— start of EXTRACTED DATA —

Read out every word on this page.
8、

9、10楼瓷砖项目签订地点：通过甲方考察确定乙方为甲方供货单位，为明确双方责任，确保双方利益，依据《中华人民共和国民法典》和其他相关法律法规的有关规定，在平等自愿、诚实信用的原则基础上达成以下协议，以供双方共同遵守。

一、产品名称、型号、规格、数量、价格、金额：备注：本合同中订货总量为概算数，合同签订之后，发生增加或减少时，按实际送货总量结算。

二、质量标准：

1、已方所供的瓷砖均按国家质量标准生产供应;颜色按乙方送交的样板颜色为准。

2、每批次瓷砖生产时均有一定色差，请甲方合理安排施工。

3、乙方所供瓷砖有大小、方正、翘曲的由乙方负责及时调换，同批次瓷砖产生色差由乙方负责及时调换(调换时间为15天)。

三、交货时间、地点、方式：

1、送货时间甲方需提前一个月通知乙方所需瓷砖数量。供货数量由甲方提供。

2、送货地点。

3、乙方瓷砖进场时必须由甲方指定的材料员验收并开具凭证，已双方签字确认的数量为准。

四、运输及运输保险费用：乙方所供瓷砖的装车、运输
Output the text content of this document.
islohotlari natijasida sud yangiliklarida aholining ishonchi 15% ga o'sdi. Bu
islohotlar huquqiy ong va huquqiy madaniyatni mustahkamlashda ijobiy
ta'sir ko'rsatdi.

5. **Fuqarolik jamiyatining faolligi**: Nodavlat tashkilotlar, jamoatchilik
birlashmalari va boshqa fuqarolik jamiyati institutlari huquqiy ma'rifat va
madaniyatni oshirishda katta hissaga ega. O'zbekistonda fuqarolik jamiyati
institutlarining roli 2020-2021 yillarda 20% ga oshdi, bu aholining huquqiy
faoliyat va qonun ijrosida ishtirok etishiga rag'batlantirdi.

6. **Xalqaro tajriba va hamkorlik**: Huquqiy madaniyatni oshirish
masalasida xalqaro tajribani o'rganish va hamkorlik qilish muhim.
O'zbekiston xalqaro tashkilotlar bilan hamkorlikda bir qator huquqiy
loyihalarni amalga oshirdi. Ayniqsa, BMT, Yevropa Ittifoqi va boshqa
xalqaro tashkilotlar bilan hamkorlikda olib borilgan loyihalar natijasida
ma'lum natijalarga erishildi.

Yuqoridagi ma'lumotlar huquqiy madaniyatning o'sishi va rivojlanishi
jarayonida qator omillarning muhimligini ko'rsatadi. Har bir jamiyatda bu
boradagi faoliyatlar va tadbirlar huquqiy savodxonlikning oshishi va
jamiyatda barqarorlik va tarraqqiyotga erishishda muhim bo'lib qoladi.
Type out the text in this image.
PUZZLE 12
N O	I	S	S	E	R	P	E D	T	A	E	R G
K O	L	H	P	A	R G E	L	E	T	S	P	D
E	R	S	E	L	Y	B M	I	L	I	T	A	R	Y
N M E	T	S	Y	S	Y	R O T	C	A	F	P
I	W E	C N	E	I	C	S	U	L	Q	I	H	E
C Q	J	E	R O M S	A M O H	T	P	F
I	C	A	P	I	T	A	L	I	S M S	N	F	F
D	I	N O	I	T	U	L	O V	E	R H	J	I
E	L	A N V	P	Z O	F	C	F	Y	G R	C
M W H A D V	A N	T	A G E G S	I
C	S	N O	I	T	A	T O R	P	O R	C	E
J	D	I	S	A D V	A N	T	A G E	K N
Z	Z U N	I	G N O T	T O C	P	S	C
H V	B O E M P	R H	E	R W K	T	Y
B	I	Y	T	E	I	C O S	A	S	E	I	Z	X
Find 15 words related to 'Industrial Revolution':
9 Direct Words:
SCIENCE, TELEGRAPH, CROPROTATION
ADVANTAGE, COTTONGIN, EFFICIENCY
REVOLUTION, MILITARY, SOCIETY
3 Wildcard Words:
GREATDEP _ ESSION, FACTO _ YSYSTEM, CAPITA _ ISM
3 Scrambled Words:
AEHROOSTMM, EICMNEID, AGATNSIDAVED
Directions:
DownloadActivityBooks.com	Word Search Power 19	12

— end of EXTRACTED DATA —

Set down the entries verbatim, leaving none out.

OUTPUT FOR THIS EXERCISE:
Read out every word on this page.
8、

9、10楼瓷砖项目签订地点：通过甲方考察确定乙方为甲方供货单位，为明确双方责任，确保双方利益，依据《中华人民共和国民法典》和其他相关法律法规的有关规定，在平等自愿、诚实信用的原则基础上达成以下协议，以供双方共同遵守。

一、产品名称、型号、规格、数量、价格、金额：备注：本合同中订货总量为概算数，合同签订之后，发生增加或减少时，按实际送货总量结算。

二、质量标准：

1、已方所供的瓷砖均按国家质量标准生产供应;颜色按乙方送交的样板颜色为准。

2、每批次瓷砖生产时均有一定色差，请甲方合理安排施工。

3、乙方所供瓷砖有大小、方正、翘曲的由乙方负责及时调换，同批次瓷砖产生色差由乙方负责及时调换(调换时间为15天)。

三、交货时间、地点、方式：

1、送货时间甲方需提前一个月通知乙方所需瓷砖数量。供货数量由甲方提供。

2、送货地点。

3、乙方瓷砖进场时必须由甲方指定的材料员验收并开具凭证，已双方签字确认的数量为准。

四、运输及运输保险费用：乙方所供瓷砖的装车、运输
Output the text content of this document.
islohotlari natijasida sud yangiliklarida aholining ishonchi 15% ga o'sdi. Bu
islohotlar huquqiy ong va huquqiy madaniyatni mustahkamlashda ijobiy
ta'sir ko'rsatdi.

5. **Fuqarolik jamiyatining faolligi**: Nodavlat tashkilotlar, jamoatchilik
birlashmalari va boshqa fuqarolik jamiyati institutlari huquqiy ma'rifat va
madaniyatni oshirishda katta hissaga ega. O'zbekistonda fuqarolik jamiyati
institutlarining roli 2020-2021 yillarda 20% ga oshdi, bu aholining huquqiy
faoliyat va qonun ijrosida ishtirok etishiga rag'batlantirdi.

6. **Xalqaro tajriba va hamkorlik**: Huquqiy madaniyatni oshirish
masalasida xalqaro tajribani o'rganish va hamkorlik qilish muhim.
O'zbekiston xalqaro tashkilotlar bilan hamkorlikda bir qator huquqiy
loyihalarni amalga oshirdi. Ayniqsa, BMT, Yevropa Ittifoqi va boshqa
xalqaro tashkilotlar bilan hamkorlikda olib borilgan loyihalar natijasida
ma'lum natijalarga erishildi.

Yuqoridagi ma'lumotlar huquqiy madaniyatning o'sishi va rivojlanishi
jarayonida qator omillarning muhimligini ko'rsatadi. Har bir jamiyatda bu
boradagi faoliyatlar va tadbirlar huquqiy savodxonlikning oshishi va
jamiyatda barqarorlik va tarraqqiyotga erishishda muhim bo'lib qoladi.
Type out the text in this image.
PUZZLE 12
N O	I	S	S	E	R	P	E D	T	A	E	R G
K O	L	H	P	A	R G E	L	E	T	S	P	D
E	R	S	E	L	Y	B M	I	L	I	T	A	R	Y
N M E	T	S	Y	S	Y	R O T	C	A	F	P
I	W E	C N	E	I	C	S	U	L	Q	I	H	E
C Q	J	E	R O M S	A M O H	T	P	F
I	C	A	P	I	T	A	L	I	S M S	N	F	F
D	I	N O	I	T	U	L	O V	E	R H	J	I
E	L	A N V	P	Z O	F	C	F	Y	G R	C
M W H A D V	A N	T	A G E G S	I
C	S	N O	I	T	A	T O R	P	O R	C	E
J	D	I	S	A D V	A N	T	A G E	K N
Z	Z U N	I	G N O T	T O C	P	S	C
H V	B O E M P	R H	E	R W K	T	Y
B	I	Y	T	E	I	C O S	A	S	E	I	Z	X
Find 15 words related to 'Industrial Revolution':
9 Direct Words:
SCIENCE, TELEGRAPH, CROPROTATION
ADVANTAGE, COTTONGIN, EFFICIENCY
REVOLUTION, MILITARY, SOCIETY
3 Wildcard Words:
GREATDEP _ ESSION, FACTO _ YSYSTEM, CAPITA _ ISM
3 Scrambled Words:
AEHROOSTMM, EICMNEID, AGATNSIDAVED
Directions:
DownloadActivityBooks.com	Word Search Power 19	12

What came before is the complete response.